• _Extracted data entries_:
■ ■ ■ ■ ■ ■ ■
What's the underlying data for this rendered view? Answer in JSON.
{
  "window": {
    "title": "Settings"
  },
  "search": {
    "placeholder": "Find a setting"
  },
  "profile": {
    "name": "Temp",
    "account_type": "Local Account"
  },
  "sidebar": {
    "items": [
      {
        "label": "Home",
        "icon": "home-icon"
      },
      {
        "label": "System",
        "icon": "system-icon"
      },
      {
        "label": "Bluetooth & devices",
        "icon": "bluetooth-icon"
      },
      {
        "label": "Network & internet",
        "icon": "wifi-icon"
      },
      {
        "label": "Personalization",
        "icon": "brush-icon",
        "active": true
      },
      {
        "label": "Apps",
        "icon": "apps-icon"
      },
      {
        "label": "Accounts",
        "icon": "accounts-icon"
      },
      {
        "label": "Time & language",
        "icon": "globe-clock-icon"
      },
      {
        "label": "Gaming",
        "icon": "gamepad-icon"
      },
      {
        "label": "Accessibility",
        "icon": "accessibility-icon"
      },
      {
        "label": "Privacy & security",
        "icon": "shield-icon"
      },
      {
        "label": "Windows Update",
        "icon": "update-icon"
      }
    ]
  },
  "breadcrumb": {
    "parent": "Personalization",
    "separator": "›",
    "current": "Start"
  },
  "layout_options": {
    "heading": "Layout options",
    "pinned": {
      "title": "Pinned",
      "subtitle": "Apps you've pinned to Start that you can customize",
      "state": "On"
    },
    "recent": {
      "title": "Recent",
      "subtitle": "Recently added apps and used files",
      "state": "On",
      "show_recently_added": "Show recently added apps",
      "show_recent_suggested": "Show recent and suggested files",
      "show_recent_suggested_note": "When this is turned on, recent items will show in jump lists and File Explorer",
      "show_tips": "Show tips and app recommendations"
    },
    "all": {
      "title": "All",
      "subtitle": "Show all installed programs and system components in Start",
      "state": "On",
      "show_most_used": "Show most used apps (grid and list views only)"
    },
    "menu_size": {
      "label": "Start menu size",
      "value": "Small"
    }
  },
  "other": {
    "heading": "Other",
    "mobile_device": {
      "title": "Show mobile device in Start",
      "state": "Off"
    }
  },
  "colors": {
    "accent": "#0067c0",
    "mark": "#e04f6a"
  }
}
■ ■ ■ ■ ■ ■ ■
• _AIM_: Copy each line of the data exactly, leaving nothing out.

• _RESULT FOR THIS TASK_:
What's the underlying data for this rendered view? Answer in JSON.
{
  "window": {
    "title": "Settings"
  },
  "search": {
    "placeholder": "Find a setting"
  },
  "profile": {
    "name": "Temp",
    "account_type": "Local Account"
  },
  "sidebar": {
    "items": [
      {
        "label": "Home",
        "icon": "home-icon"
      },
      {
        "label": "System",
        "icon": "system-icon"
      },
      {
        "label": "Bluetooth & devices",
        "icon": "bluetooth-icon"
      },
      {
        "label": "Network & internet",
        "icon": "wifi-icon"
      },
      {
        "label": "Personalization",
        "icon": "brush-icon",
        "active": true
      },
      {
        "label": "Apps",
        "icon": "apps-icon"
      },
      {
        "label": "Accounts",
        "icon": "accounts-icon"
      },
      {
        "label": "Time & language",
        "icon": "globe-clock-icon"
      },
      {
        "label": "Gaming",
        "icon": "gamepad-icon"
      },
      {
        "label": "Accessibility",
        "icon": "accessibility-icon"
      },
      {
        "label": "Privacy & security",
        "icon": "shield-icon"
      },
      {
        "label": "Windows Update",
        "icon": "update-icon"
      }
    ]
  },
  "breadcrumb": {
    "parent": "Personalization",
    "separator": "›",
    "current": "Start"
  },
  "layout_options": {
    "heading": "Layout options",
    "pinned": {
      "title": "Pinned",
      "subtitle": "Apps you've pinned to Start that you can customize",
      "state": "On"
    },
    "recent": {
      "title": "Recent",
      "subtitle": "Recently added apps and used files",
      "state": "On",
      "show_recently_added": "Show recently added apps",
      "show_recent_suggested": "Show recent and suggested files",
      "show_recent_suggested_note": "When this is turned on, recent items will show in jump lists and File Explorer",
      "show_tips": "Show tips and app recommendations"
    },
    "all": {
      "title": "All",
      "subtitle": "Show all installed programs and system components in Start",
      "state": "On",
      "show_most_used": "Show most used apps (grid and list views only)"
    },
    "menu_size": {
      "label": "Start menu size",
      "value": "Small"
    }
  },
  "other": {
    "heading": "Other",
    "mobile_device": {
      "title": "Show mobile device in Start",
      "state": "Off"
    }
  },
  "colors": {
    "accent": "#0067c0",
    "mark": "#e04f6a"
  }
}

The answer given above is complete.